Dataset items:
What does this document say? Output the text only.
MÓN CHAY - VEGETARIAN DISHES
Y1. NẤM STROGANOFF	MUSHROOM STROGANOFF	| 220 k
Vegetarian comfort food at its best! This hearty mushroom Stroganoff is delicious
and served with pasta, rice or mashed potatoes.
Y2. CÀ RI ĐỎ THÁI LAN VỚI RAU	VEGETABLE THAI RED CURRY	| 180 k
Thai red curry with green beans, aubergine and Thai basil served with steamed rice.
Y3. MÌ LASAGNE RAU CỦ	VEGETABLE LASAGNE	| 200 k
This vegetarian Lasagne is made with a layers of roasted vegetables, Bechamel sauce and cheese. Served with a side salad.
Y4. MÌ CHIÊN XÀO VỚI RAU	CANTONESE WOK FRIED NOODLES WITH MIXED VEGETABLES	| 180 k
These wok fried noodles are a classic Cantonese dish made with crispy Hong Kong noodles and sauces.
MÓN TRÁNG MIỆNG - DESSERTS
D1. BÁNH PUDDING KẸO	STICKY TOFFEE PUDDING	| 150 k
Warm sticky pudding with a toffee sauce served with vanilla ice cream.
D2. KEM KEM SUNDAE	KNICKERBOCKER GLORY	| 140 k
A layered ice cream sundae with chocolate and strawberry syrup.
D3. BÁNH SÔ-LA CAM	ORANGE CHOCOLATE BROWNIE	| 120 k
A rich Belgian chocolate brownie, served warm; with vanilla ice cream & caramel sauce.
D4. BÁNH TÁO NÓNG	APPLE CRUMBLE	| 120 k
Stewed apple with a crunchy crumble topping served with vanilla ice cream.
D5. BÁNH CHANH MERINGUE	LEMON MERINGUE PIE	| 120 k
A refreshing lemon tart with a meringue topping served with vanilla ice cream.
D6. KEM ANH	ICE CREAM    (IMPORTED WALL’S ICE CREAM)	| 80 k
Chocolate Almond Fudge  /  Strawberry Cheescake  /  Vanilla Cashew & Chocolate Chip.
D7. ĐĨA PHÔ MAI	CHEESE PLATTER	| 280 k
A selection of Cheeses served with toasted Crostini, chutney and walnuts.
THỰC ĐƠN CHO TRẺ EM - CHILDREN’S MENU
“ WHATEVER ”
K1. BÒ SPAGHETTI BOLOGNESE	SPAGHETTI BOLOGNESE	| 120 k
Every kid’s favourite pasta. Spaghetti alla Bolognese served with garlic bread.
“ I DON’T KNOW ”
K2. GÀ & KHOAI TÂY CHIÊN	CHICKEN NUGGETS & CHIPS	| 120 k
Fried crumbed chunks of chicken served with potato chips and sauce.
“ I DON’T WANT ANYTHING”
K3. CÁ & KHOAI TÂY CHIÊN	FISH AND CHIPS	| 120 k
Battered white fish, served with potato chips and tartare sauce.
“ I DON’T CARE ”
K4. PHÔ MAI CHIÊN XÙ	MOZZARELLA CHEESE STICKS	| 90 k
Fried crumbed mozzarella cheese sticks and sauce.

- **The problem**
All of the material must be reproduced exactly.

- **Answer below**
What does this document say? Output the text only.
MÓN CHAY - VEGETARIAN DISHES
Y1. NẤM STROGANOFF	MUSHROOM STROGANOFF	| 220 k
Vegetarian comfort food at its best! This hearty mushroom Stroganoff is delicious
and served with pasta, rice or mashed potatoes.
Y2. CÀ RI ĐỎ THÁI LAN VỚI RAU	VEGETABLE THAI RED CURRY	| 180 k
Thai red curry with green beans, aubergine and Thai basil served with steamed rice.
Y3. MÌ LASAGNE RAU CỦ	VEGETABLE LASAGNE	| 200 k
This vegetarian Lasagne is made with a layers of roasted vegetables, Bechamel sauce and cheese. Served with a side salad.
Y4. MÌ CHIÊN XÀO VỚI RAU	CANTONESE WOK FRIED NOODLES WITH MIXED VEGETABLES	| 180 k
These wok fried noodles are a classic Cantonese dish made with crispy Hong Kong noodles and sauces.
MÓN TRÁNG MIỆNG - DESSERTS
D1. BÁNH PUDDING KẸO	STICKY TOFFEE PUDDING	| 150 k
Warm sticky pudding with a toffee sauce served with vanilla ice cream.
D2. KEM KEM SUNDAE	KNICKERBOCKER GLORY	| 140 k
A layered ice cream sundae with chocolate and strawberry syrup.
D3. BÁNH SÔ-LA CAM	ORANGE CHOCOLATE BROWNIE	| 120 k
A rich Belgian chocolate brownie, served warm; with vanilla ice cream & caramel sauce.
D4. BÁNH TÁO NÓNG	APPLE CRUMBLE	| 120 k
Stewed apple with a crunchy crumble topping served with vanilla ice cream.
D5. BÁNH CHANH MERINGUE	LEMON MERINGUE PIE	| 120 k
A refreshing lemon tart with a meringue topping served with vanilla ice cream.
D6. KEM ANH	ICE CREAM    (IMPORTED WALL’S ICE CREAM)	| 80 k
Chocolate Almond Fudge  /  Strawberry Cheescake  /  Vanilla Cashew & Chocolate Chip.
D7. ĐĨA PHÔ MAI	CHEESE PLATTER	| 280 k
A selection of Cheeses served with toasted Crostini, chutney and walnuts.
THỰC ĐƠN CHO TRẺ EM - CHILDREN’S MENU
“ WHATEVER ”
K1. BÒ SPAGHETTI BOLOGNESE	SPAGHETTI BOLOGNESE	| 120 k
Every kid’s favourite pasta. Spaghetti alla Bolognese served with garlic bread.
“ I DON’T KNOW ”
K2. GÀ & KHOAI TÂY CHIÊN	CHICKEN NUGGETS & CHIPS	| 120 k
Fried crumbed chunks of chicken served with potato chips and sauce.
“ I DON’T WANT ANYTHING”
K3. CÁ & KHOAI TÂY CHIÊN	FISH AND CHIPS	| 120 k
Battered white fish, served with potato chips and tartare sauce.
“ I DON’T CARE ”
K4. PHÔ MAI CHIÊN XÙ	MOZZARELLA CHEESE STICKS	| 90 k
Fried crumbed mozzarella cheese sticks and sauce.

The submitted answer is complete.